Data provided →
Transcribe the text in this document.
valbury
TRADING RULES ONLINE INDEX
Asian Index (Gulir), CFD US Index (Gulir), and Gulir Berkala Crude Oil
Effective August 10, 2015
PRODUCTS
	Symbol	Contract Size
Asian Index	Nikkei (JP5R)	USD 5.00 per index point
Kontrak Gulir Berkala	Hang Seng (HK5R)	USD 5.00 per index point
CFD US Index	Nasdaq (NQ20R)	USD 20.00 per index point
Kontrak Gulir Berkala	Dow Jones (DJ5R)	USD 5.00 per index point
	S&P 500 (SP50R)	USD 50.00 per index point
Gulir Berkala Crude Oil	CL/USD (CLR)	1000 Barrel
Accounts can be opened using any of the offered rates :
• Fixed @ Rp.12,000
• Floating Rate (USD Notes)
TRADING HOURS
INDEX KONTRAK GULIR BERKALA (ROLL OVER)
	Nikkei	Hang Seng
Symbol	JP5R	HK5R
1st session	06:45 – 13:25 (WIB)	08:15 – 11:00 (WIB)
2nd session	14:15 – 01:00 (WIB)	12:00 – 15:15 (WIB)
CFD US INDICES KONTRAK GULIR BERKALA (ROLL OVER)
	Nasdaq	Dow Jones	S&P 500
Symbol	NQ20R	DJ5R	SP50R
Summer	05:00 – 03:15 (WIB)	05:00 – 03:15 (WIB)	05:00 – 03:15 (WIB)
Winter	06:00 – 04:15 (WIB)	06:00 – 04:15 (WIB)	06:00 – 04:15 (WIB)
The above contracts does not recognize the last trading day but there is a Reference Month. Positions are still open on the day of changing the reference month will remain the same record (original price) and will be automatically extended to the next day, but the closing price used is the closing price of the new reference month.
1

Exercise aim → Report the number of lines in the entries above that include the word "point" and add nothing to it.

Exercise output → 5